- What is asked: Copy the data from the line with "list UI elements" to the line with "plus-marker [551, 126, 566, 141]", including the request, and increase every pixel coordinate in the answers by 50. Leave the request text unchanged and omit the pictures.

BEGIN Available data

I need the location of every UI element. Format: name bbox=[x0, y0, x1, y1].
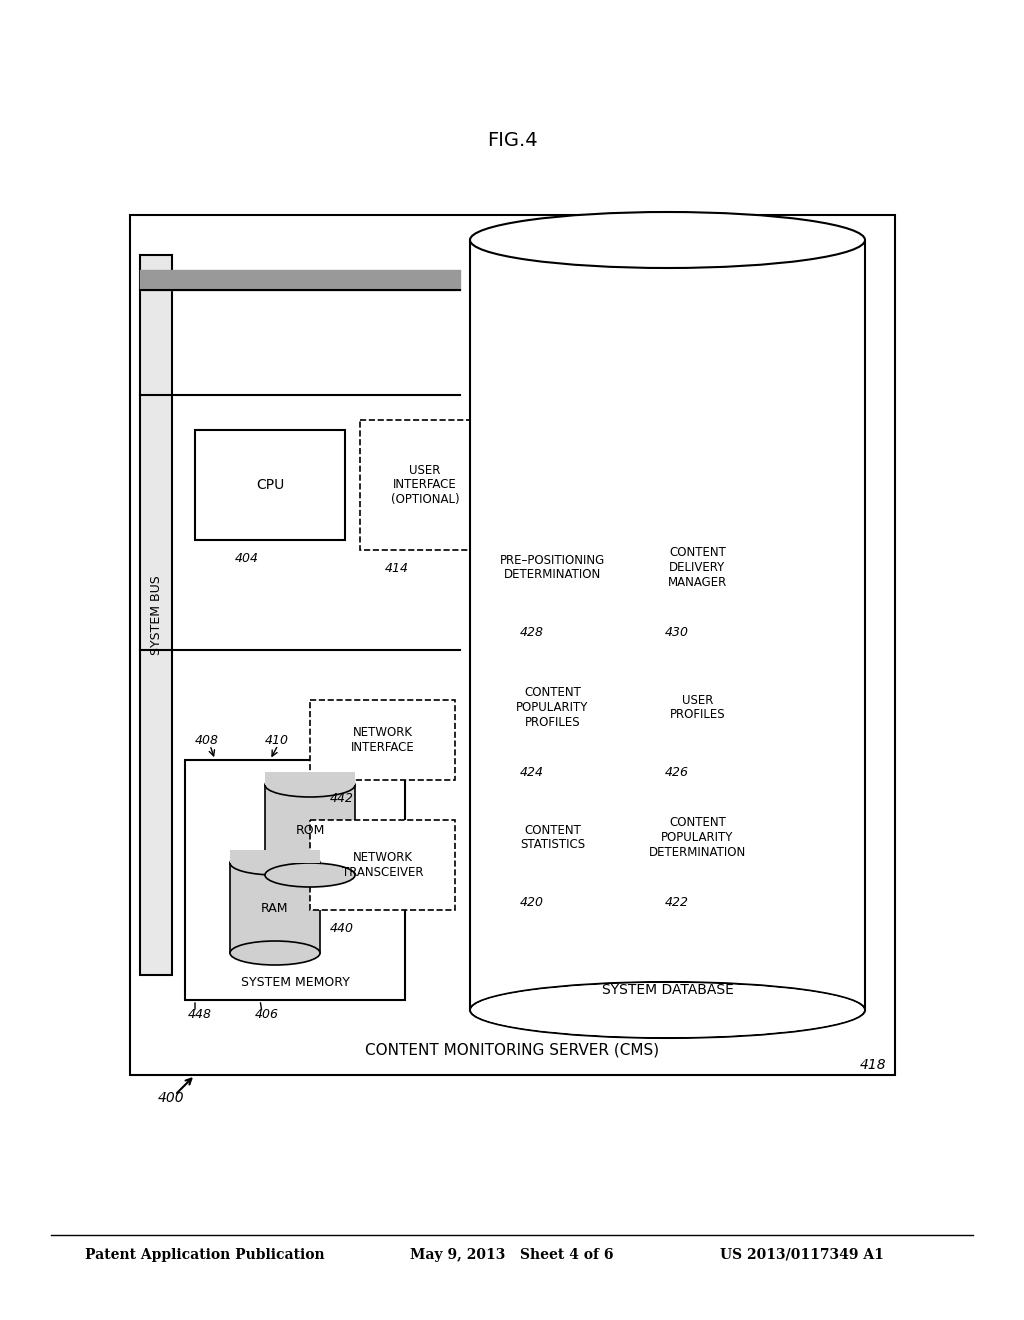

END Available data
BEGIN Available data

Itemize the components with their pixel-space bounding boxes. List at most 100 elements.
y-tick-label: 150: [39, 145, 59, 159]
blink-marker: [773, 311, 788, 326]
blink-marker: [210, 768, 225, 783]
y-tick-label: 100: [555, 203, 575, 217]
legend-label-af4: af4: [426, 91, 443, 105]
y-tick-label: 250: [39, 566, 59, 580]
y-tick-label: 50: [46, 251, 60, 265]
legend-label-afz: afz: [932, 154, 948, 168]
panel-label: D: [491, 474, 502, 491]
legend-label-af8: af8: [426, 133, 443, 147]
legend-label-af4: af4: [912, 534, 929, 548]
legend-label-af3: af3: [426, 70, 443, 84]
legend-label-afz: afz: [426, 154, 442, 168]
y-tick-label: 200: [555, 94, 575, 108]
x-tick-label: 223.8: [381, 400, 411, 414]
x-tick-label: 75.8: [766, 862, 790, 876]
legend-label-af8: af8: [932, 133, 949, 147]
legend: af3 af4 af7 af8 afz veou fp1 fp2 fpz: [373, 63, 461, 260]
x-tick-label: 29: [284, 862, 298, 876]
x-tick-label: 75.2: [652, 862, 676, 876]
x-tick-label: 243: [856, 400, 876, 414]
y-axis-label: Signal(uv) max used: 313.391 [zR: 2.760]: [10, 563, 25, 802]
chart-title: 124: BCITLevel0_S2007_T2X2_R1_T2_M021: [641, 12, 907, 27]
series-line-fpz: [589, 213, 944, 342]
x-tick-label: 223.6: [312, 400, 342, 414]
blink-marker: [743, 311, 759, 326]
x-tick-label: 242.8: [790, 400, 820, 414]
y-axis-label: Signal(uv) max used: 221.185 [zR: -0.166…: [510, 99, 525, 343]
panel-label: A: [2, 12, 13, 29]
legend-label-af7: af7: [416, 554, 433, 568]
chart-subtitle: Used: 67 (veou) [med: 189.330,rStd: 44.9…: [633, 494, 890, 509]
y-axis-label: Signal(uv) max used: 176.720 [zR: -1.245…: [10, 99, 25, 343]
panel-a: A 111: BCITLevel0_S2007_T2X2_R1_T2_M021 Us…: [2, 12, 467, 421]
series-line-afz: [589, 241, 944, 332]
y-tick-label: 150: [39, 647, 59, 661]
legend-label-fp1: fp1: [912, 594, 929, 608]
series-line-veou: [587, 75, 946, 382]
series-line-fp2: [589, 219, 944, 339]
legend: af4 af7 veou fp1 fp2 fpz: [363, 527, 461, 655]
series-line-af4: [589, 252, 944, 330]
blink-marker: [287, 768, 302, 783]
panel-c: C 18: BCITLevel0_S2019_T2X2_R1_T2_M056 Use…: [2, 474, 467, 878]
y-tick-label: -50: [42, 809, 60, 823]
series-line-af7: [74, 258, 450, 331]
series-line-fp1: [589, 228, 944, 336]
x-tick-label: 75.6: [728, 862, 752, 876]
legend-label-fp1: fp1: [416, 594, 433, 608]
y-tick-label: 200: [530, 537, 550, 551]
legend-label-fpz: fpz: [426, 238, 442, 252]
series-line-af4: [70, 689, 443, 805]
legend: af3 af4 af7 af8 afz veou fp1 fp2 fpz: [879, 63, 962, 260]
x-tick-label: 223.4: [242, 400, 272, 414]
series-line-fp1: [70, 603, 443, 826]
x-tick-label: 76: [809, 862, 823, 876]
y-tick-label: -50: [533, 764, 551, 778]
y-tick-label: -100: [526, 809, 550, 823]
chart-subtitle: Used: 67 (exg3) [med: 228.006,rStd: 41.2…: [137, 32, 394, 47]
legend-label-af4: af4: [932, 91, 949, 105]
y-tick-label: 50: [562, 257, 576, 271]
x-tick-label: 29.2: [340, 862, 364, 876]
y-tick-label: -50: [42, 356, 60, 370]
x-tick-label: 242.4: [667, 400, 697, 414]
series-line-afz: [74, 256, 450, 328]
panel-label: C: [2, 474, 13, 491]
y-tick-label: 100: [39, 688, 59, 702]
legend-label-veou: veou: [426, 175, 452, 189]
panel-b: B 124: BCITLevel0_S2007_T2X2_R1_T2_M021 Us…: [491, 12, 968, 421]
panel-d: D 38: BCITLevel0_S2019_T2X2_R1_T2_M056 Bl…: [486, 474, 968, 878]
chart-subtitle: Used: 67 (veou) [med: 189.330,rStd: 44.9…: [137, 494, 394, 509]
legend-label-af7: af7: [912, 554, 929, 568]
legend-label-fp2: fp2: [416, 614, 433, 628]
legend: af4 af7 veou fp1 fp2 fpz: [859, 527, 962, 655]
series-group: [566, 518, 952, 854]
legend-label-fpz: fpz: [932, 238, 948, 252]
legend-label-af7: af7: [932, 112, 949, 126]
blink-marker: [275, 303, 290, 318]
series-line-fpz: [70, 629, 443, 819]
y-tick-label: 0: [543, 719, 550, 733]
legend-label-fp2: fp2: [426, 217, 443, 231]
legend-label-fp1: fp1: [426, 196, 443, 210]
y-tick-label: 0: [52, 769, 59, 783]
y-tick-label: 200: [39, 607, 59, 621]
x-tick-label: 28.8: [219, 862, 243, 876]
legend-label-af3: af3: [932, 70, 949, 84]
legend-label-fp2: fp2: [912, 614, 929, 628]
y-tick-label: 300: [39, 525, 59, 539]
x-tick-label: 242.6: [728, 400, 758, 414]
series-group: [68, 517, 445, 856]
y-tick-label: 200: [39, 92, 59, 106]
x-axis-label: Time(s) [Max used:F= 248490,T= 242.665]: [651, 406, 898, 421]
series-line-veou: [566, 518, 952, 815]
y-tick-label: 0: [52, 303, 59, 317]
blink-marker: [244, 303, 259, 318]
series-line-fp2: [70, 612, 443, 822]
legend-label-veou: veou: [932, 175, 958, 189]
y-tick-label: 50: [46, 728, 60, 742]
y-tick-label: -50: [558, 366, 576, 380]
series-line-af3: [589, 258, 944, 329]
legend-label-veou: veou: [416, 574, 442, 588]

END Available data
BEGIN Available data

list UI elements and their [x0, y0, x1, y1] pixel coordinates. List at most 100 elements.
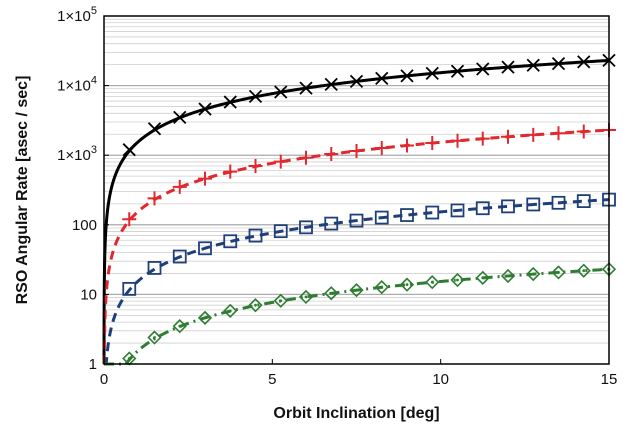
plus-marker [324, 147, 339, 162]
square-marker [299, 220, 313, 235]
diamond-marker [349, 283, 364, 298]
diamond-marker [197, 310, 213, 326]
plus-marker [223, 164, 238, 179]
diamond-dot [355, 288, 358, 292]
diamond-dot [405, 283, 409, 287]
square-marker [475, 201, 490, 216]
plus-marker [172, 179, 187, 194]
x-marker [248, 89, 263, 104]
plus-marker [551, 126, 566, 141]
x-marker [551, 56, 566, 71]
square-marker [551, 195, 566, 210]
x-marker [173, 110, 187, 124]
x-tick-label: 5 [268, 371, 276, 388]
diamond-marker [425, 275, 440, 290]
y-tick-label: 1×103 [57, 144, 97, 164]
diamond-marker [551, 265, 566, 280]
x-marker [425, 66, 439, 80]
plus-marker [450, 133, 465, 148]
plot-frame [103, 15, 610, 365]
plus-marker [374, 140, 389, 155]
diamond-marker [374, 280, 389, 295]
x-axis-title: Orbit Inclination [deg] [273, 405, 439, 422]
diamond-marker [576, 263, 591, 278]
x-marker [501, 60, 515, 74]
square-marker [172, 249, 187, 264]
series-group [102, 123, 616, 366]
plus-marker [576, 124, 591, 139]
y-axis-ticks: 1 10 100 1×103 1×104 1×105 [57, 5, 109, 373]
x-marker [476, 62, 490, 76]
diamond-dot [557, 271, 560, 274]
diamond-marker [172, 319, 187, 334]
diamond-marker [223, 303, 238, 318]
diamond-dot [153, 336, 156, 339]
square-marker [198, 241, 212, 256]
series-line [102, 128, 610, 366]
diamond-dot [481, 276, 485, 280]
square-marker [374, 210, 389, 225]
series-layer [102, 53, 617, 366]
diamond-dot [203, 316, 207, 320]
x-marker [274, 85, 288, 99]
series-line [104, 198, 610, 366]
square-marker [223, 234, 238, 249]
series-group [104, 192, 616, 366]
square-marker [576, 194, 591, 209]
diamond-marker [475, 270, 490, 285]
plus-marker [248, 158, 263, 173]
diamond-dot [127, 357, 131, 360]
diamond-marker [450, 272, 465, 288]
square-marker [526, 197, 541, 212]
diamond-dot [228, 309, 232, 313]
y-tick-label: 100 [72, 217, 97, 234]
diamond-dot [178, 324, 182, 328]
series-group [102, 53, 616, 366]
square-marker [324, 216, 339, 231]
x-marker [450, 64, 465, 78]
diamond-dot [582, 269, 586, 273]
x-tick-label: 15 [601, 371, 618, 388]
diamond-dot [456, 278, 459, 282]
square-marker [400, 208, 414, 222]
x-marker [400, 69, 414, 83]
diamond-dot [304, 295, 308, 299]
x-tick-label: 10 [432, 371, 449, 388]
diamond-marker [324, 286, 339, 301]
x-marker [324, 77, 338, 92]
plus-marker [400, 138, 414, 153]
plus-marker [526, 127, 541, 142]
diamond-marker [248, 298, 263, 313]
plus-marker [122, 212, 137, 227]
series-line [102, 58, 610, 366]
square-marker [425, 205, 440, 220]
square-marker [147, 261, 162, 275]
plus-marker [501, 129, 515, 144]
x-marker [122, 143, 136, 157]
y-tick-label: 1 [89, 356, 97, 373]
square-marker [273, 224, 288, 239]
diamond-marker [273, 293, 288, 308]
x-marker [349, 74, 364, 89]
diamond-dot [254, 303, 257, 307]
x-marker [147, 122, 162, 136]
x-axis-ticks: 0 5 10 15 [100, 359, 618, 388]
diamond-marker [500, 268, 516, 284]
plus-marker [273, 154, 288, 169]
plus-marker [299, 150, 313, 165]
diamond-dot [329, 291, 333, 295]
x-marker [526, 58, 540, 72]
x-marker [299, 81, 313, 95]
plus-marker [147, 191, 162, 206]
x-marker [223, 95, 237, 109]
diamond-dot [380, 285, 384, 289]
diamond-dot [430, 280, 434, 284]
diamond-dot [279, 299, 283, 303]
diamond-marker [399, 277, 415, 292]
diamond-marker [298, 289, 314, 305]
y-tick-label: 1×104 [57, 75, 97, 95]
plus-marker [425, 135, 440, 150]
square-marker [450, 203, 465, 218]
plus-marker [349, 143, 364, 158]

END Available data

- Expected answer:
list UI elements and their [x0, y0, x1, y1] pixel coordinates. List at most 100 elements.
plus-marker [374, 197, 389, 212]
square-marker [349, 270, 363, 285]
diamond-marker [399, 333, 414, 348]
diamond-marker [247, 360, 263, 376]
plus-marker [273, 214, 288, 229]
diamond-dot [405, 338, 408, 342]
diamond-dot [455, 333, 459, 337]
square-marker [525, 251, 540, 266]
plus-marker [222, 229, 237, 244]
x-marker [298, 139, 313, 154]
plus-marker [601, 176, 616, 191]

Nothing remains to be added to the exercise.